== RIGHE ==

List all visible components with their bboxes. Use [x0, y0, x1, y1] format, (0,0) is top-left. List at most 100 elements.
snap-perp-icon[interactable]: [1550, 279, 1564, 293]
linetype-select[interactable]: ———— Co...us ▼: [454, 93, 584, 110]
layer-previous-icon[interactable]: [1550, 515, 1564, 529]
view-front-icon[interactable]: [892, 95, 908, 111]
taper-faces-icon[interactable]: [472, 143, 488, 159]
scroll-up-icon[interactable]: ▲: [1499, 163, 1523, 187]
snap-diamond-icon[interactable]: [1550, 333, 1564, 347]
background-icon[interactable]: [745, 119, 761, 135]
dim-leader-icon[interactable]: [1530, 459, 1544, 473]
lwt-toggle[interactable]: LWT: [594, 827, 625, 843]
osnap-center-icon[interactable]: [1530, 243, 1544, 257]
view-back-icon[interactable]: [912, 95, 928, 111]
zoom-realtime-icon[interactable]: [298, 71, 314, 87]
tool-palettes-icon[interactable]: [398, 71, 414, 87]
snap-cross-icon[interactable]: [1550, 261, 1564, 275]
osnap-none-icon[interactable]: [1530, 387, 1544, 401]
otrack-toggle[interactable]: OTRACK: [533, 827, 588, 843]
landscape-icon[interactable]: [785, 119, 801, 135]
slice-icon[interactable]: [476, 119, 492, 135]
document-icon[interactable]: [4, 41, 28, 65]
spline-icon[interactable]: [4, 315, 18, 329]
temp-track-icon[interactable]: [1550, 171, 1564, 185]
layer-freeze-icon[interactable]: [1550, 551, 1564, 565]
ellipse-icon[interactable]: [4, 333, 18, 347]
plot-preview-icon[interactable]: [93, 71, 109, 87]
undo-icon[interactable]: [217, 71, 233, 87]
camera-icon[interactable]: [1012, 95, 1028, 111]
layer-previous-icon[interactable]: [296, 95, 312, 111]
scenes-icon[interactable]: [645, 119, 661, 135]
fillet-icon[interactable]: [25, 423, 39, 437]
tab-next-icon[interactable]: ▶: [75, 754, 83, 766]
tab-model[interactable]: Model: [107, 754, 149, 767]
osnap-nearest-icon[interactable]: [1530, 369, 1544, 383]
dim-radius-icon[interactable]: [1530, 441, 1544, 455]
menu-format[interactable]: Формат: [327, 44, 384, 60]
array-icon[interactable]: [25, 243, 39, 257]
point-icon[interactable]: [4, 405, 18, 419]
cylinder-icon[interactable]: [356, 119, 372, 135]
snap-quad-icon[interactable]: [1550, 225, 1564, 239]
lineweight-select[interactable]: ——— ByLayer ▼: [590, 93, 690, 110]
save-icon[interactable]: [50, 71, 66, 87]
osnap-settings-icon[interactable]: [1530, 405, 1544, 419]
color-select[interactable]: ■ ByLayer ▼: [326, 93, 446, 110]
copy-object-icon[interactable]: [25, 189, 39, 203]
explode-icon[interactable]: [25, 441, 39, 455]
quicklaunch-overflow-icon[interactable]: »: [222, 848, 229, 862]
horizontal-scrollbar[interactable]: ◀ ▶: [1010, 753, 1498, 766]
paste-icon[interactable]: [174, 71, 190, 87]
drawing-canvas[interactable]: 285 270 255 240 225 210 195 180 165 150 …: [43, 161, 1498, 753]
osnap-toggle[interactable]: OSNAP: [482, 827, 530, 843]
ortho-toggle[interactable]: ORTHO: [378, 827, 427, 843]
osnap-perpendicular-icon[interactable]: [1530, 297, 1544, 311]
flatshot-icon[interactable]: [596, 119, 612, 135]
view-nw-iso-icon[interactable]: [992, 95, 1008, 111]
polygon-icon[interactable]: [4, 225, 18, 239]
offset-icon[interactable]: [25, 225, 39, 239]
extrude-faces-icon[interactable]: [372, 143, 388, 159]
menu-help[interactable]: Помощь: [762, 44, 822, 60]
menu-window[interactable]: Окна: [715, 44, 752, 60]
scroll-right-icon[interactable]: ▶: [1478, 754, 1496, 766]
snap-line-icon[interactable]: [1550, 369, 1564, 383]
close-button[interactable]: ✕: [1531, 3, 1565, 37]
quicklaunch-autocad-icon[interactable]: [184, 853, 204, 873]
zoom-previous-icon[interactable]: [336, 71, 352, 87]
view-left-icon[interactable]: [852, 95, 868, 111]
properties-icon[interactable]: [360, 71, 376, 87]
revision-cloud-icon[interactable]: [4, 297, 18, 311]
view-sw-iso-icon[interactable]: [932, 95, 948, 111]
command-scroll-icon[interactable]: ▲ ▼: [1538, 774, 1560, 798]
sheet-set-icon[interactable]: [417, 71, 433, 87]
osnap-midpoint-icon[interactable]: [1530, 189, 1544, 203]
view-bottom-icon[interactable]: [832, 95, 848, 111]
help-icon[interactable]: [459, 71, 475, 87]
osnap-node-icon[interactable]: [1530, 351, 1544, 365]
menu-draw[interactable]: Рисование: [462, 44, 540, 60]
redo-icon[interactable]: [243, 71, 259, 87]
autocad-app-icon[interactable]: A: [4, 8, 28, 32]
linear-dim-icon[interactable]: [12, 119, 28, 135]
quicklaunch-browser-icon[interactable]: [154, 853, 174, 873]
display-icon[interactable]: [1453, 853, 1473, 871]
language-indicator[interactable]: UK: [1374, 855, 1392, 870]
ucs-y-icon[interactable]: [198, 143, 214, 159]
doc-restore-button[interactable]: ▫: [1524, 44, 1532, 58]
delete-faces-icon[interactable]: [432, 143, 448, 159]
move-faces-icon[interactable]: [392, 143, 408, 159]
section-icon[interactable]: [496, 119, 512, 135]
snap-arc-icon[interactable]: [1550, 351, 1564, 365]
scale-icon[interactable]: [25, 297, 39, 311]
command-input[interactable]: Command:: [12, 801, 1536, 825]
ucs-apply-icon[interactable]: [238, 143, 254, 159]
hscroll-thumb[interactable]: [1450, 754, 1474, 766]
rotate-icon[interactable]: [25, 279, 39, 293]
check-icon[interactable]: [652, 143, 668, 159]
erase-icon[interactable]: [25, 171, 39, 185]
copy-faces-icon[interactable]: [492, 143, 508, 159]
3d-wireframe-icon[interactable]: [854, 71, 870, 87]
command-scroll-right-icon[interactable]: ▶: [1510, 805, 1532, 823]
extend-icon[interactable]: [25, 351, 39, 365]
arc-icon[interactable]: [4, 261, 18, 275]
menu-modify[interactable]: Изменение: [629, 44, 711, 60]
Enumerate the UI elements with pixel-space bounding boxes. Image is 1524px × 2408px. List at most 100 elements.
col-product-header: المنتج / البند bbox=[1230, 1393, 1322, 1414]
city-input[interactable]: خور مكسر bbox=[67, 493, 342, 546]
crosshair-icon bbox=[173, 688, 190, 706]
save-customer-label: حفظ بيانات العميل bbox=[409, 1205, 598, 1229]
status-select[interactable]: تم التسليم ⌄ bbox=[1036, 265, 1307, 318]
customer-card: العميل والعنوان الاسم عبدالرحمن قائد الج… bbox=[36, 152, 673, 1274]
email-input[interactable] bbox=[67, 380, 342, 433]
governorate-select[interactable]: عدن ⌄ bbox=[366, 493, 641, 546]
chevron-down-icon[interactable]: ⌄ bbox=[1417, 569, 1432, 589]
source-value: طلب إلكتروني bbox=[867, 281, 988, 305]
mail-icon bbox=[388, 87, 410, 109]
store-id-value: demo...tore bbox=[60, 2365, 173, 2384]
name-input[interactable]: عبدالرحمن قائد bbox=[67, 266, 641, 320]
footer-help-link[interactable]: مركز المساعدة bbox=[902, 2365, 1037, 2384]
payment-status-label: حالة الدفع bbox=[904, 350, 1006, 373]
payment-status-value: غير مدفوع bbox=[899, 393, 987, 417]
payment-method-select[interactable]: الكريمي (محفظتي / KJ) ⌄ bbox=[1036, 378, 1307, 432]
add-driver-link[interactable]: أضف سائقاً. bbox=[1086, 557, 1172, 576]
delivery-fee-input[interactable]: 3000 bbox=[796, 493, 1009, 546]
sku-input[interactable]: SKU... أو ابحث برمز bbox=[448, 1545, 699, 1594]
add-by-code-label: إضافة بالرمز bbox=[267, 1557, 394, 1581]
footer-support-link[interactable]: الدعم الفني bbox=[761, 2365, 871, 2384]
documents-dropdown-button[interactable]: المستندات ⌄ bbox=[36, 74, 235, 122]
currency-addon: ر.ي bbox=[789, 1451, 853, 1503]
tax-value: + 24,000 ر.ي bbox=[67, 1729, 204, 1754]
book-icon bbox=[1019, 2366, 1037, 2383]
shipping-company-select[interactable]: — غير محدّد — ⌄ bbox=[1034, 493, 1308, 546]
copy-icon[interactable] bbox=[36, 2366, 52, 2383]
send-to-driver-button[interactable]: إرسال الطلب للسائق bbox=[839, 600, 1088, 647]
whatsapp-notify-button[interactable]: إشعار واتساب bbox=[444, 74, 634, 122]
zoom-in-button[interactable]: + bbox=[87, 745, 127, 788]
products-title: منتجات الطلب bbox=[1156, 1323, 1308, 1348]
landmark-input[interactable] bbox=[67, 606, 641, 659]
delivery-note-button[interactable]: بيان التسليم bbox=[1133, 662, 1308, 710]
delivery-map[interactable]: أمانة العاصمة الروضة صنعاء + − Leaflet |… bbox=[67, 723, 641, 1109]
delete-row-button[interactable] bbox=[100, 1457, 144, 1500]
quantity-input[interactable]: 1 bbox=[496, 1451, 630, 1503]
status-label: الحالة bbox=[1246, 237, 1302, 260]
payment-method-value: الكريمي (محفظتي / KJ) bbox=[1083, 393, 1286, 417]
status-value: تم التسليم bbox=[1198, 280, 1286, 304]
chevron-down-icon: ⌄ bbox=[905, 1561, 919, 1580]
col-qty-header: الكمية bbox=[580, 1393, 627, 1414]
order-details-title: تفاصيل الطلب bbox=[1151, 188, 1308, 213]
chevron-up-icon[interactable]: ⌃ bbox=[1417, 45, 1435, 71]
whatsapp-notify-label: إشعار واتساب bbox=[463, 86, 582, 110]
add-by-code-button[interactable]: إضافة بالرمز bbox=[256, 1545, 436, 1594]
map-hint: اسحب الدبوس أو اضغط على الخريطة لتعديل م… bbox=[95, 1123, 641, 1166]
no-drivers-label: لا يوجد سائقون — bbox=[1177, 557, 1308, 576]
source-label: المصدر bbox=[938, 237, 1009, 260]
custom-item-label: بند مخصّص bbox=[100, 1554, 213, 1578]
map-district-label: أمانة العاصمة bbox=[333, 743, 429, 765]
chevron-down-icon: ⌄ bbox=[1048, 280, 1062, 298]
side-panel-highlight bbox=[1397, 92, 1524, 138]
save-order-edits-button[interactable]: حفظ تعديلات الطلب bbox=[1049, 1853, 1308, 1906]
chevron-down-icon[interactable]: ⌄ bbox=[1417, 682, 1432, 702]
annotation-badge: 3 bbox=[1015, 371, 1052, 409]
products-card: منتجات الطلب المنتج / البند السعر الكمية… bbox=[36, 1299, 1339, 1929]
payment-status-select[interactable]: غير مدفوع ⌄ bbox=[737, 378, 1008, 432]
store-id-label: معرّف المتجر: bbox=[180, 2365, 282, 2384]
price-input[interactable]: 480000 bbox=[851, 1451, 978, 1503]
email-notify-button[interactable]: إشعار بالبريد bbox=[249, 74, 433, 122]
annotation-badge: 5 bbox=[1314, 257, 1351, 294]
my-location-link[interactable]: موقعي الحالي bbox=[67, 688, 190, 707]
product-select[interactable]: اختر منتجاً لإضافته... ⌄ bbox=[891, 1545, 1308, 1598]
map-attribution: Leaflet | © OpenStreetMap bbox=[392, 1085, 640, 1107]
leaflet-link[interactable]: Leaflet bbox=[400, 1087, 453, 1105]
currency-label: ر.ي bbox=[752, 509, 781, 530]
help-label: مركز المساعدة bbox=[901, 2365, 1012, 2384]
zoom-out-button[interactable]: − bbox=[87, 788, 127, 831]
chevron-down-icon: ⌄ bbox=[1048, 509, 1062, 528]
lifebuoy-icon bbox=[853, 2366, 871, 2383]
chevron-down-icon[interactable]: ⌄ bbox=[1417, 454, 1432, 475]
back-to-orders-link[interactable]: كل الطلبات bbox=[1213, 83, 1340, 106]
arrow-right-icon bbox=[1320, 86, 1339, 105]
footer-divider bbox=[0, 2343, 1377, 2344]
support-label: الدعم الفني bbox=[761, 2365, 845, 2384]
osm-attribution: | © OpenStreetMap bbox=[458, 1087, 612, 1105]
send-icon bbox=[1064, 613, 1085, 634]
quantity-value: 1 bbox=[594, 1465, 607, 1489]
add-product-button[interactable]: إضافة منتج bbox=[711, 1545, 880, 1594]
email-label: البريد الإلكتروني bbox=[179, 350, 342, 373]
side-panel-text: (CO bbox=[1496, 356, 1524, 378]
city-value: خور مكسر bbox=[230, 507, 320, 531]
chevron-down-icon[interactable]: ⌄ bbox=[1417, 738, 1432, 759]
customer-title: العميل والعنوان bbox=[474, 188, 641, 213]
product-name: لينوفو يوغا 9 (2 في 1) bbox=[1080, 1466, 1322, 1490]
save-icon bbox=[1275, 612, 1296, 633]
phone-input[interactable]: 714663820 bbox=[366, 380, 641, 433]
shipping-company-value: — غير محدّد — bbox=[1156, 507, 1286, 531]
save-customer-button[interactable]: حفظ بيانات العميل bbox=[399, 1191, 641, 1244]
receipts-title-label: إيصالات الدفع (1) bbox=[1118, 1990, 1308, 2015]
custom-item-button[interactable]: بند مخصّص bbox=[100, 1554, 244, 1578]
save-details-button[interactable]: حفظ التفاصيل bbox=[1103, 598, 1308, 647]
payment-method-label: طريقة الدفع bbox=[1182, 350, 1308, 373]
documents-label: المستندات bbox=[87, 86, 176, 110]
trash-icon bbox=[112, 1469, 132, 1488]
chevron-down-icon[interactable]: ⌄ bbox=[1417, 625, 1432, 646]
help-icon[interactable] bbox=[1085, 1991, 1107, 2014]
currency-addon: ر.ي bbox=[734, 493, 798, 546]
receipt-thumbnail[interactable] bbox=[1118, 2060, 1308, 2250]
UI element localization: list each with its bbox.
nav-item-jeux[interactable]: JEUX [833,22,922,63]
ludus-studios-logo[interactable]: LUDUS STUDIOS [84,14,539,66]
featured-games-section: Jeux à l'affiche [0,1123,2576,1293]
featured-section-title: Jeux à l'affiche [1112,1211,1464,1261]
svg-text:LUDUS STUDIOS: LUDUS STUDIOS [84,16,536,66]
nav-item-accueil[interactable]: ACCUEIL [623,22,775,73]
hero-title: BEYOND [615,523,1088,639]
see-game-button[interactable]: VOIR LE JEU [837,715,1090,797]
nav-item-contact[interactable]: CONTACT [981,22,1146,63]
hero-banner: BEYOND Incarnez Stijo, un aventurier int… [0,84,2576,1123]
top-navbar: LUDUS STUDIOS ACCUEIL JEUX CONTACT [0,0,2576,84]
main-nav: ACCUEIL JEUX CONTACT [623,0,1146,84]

===

CONSEGNA: Riporta come tabella Markdown, con le colonne "N." e "Riga", tutto l'elenco dall'inizio fino alla riga che contiene "view-front-icon[interactable]: [892, 95, 908, 111]", inclusa. Numera le righe e tralascia quelle vuote.

SOLUZIONE:
| N. | Riga |
|---|---|
| 1 | List all visible components with their bboxes. Use [x0, y0, x1, y1] format, (0,0) is top-left. List at most 100 elements. |
| 2 | snap-perp-icon[interactable]: [1550, 279, 1564, 293] |
| 3 | linetype-select[interactable]: ———— Co...us ▼: [454, 93, 584, 110] |
| 4 | layer-previous-icon[interactable]: [1550, 515, 1564, 529] |
| 5 | view-front-icon[interactable]: [892, 95, 908, 111] |